--- WORK INSTRUCTIONS ---
Output all entries verbatim. Skip pictures.

--- EXTRACTED INFORMATION ---
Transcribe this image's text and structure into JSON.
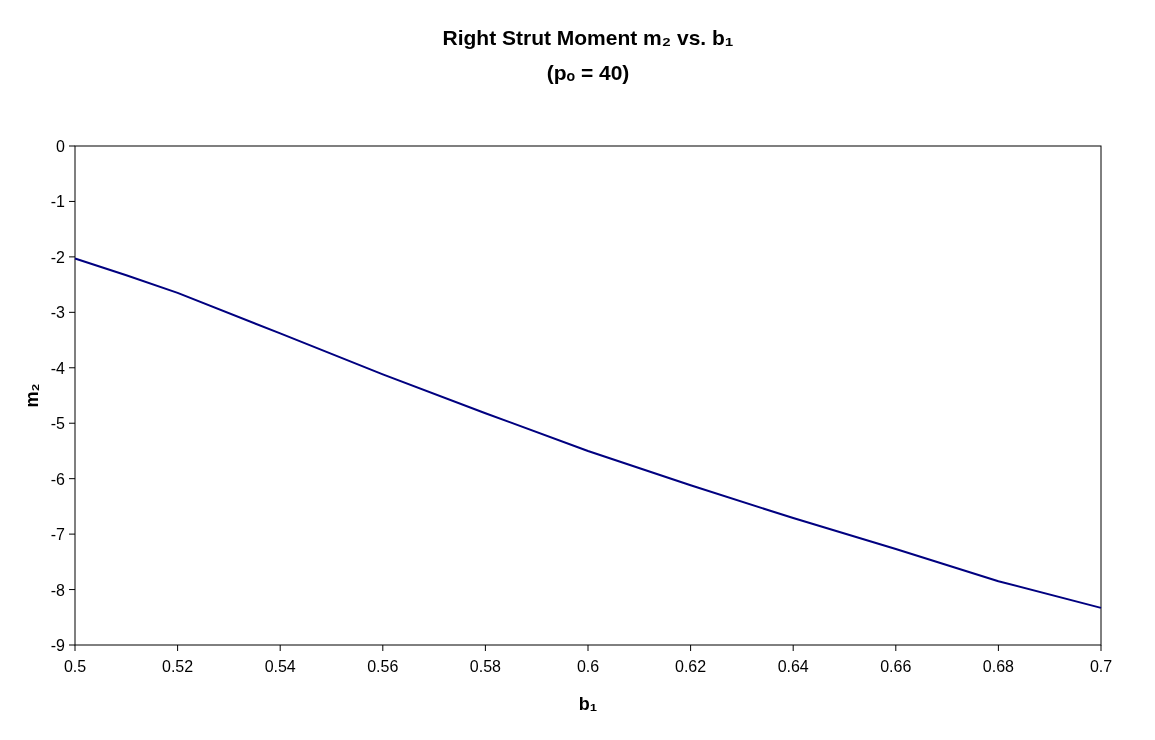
{
  "chart_data": {
    "type": "line",
    "title": "Right Strut Moment m₂ vs. b₁",
    "subtitle": "(pₒ = 40)",
    "xlabel": "b₁",
    "ylabel": "m₂",
    "x": [
      0.5,
      0.51,
      0.52,
      0.54,
      0.56,
      0.58,
      0.6,
      0.62,
      0.64,
      0.66,
      0.68,
      0.7
    ],
    "series": [
      {
        "color": "#000080",
        "values": [
          -2.03,
          -2.33,
          -2.65,
          -3.38,
          -4.12,
          -4.82,
          -5.5,
          -6.12,
          -6.71,
          -7.27,
          -7.85,
          -8.33
        ]
      }
    ],
    "xlim": [
      0.5,
      0.7
    ],
    "xticks": [
      0.5,
      0.52,
      0.54,
      0.56,
      0.58,
      0.6,
      0.62,
      0.64,
      0.66,
      0.68,
      0.7
    ],
    "ylim": [
      -9,
      0
    ],
    "yticks": [
      -9,
      -8,
      -7,
      -6,
      -5,
      -4,
      -3,
      -2,
      -1,
      0
    ],
    "grid": false,
    "marker": "none",
    "line_style": "solid"
  }
}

--- ANSWER TO THIS PROBLEM ---
Transcribe this image's text and structure into JSON.
{
  "chart_data": {
    "type": "line",
    "title": "Right Strut Moment m₂ vs. b₁",
    "subtitle": "(pₒ = 40)",
    "xlabel": "b₁",
    "ylabel": "m₂",
    "x": [
      0.5,
      0.51,
      0.52,
      0.54,
      0.56,
      0.58,
      0.6,
      0.62,
      0.64,
      0.66,
      0.68,
      0.7
    ],
    "series": [
      {
        "color": "#000080",
        "values": [
          -2.03,
          -2.33,
          -2.65,
          -3.38,
          -4.12,
          -4.82,
          -5.5,
          -6.12,
          -6.71,
          -7.27,
          -7.85,
          -8.33
        ]
      }
    ],
    "xlim": [
      0.5,
      0.7
    ],
    "xticks": [
      0.5,
      0.52,
      0.54,
      0.56,
      0.58,
      0.6,
      0.62,
      0.64,
      0.66,
      0.68,
      0.7
    ],
    "ylim": [
      -9,
      0
    ],
    "yticks": [
      -9,
      -8,
      -7,
      -6,
      -5,
      -4,
      -3,
      -2,
      -1,
      0
    ],
    "grid": false,
    "marker": "none",
    "line_style": "solid"
  }
}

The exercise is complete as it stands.